Brief:
Read the lines that follow and pick out every one containing the word "строки".

The input:
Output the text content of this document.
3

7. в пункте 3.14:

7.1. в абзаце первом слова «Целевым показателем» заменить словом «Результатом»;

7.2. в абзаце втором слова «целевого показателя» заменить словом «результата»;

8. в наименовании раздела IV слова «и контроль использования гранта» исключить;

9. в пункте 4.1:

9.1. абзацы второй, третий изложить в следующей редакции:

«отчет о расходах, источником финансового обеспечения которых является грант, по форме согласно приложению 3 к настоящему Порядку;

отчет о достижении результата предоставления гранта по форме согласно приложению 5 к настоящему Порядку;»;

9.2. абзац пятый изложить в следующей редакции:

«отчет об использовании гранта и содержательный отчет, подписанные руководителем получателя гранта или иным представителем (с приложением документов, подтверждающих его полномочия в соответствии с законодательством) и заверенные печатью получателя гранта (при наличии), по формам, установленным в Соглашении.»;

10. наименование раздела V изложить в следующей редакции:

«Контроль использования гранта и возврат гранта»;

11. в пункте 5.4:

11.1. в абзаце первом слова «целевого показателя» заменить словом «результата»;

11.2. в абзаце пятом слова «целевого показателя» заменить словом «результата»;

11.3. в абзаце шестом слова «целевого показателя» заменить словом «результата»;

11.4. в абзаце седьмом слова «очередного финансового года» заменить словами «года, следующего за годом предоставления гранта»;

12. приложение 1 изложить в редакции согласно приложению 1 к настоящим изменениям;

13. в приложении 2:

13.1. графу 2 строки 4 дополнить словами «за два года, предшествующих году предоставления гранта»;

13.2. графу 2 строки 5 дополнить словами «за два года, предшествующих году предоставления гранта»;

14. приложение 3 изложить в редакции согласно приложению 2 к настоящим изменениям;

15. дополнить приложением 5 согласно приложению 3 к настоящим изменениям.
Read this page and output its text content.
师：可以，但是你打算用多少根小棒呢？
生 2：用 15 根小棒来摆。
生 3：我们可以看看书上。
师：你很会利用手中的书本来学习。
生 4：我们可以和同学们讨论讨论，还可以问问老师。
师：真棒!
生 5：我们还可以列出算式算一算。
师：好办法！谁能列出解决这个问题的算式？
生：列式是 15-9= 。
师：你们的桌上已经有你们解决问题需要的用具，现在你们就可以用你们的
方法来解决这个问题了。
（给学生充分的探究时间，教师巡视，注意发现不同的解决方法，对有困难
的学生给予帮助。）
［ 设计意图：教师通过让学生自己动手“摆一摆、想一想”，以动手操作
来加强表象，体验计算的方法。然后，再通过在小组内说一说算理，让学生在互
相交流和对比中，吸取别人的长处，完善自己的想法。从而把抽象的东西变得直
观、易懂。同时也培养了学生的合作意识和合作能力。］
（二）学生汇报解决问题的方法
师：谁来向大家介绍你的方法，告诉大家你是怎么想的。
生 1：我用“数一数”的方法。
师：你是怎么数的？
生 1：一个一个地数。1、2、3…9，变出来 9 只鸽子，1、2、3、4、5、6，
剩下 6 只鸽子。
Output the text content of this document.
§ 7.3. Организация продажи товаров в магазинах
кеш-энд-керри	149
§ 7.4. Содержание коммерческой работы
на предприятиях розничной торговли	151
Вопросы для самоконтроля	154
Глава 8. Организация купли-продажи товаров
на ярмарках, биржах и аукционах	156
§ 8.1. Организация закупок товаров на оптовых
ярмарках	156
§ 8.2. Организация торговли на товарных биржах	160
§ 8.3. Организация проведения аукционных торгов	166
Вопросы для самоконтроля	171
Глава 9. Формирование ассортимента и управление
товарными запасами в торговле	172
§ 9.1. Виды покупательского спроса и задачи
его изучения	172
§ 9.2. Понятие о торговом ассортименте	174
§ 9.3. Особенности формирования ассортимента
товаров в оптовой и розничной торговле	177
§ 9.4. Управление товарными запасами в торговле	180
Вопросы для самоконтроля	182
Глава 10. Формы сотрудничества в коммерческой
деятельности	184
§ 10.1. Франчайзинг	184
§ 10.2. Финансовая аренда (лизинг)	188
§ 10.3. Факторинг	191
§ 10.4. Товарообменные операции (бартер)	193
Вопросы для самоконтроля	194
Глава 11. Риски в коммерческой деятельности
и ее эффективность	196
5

Task output:
13.1. графу 2 строки 4 дополнить словами «за два года, предшествующих году предоставления гранта»;
13.2. графу 2 строки 5 дополнить словами «за два года, предшествующих году предоставления гранта»;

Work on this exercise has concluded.